• _Working data_
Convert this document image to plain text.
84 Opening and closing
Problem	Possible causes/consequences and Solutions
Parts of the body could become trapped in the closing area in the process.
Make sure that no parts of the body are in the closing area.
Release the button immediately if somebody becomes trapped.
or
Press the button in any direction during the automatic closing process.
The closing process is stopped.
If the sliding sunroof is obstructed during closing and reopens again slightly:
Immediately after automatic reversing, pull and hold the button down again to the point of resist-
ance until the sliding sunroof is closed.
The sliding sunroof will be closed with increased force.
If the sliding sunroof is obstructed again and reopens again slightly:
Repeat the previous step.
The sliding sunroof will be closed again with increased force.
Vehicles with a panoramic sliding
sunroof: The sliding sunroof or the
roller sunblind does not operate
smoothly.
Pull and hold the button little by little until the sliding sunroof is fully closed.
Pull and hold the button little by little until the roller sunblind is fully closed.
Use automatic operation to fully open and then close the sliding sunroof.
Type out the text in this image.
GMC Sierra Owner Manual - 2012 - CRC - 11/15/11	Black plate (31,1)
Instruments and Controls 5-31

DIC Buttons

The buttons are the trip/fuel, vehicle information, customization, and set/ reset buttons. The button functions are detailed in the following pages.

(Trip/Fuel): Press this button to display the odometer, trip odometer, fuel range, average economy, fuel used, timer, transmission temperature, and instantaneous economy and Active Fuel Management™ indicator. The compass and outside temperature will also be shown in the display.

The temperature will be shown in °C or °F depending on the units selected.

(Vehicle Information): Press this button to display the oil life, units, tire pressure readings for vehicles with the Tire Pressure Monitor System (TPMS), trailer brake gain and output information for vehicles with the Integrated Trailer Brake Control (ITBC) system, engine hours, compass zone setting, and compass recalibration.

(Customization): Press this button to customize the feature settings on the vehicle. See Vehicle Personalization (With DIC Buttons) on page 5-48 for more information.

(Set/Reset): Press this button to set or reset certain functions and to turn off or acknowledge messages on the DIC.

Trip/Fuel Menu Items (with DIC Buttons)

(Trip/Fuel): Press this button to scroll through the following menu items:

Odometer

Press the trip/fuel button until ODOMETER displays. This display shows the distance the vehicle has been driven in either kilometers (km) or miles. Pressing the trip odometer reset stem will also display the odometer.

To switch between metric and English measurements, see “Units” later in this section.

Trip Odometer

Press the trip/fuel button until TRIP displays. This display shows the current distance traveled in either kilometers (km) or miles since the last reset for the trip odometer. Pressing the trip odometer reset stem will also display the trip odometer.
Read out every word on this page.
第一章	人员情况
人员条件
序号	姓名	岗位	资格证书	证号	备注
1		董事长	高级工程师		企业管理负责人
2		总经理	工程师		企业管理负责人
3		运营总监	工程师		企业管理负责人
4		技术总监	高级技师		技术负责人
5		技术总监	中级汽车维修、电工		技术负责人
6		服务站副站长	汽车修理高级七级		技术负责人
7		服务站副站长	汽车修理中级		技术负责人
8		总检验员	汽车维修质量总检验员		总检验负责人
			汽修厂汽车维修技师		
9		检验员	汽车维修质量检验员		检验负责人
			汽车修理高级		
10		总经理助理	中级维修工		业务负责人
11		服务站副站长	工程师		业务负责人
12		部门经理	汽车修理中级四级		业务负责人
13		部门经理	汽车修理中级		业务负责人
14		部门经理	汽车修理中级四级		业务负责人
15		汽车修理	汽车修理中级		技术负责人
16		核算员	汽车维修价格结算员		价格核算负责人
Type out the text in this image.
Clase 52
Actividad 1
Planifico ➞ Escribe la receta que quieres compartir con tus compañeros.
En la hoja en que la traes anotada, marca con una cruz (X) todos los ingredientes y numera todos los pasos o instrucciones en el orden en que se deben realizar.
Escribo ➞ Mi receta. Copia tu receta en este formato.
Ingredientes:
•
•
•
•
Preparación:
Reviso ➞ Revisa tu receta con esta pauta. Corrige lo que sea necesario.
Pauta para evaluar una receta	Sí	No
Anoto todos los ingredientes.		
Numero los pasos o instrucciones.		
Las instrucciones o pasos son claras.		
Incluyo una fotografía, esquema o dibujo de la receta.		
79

• _Aim_
Look over the records above and copy each line that includes the string "技术总监".

• _Answer_
4		技术总监	高级技师		技术负责人
5		技术总监	中级汽车维修、电工		技术负责人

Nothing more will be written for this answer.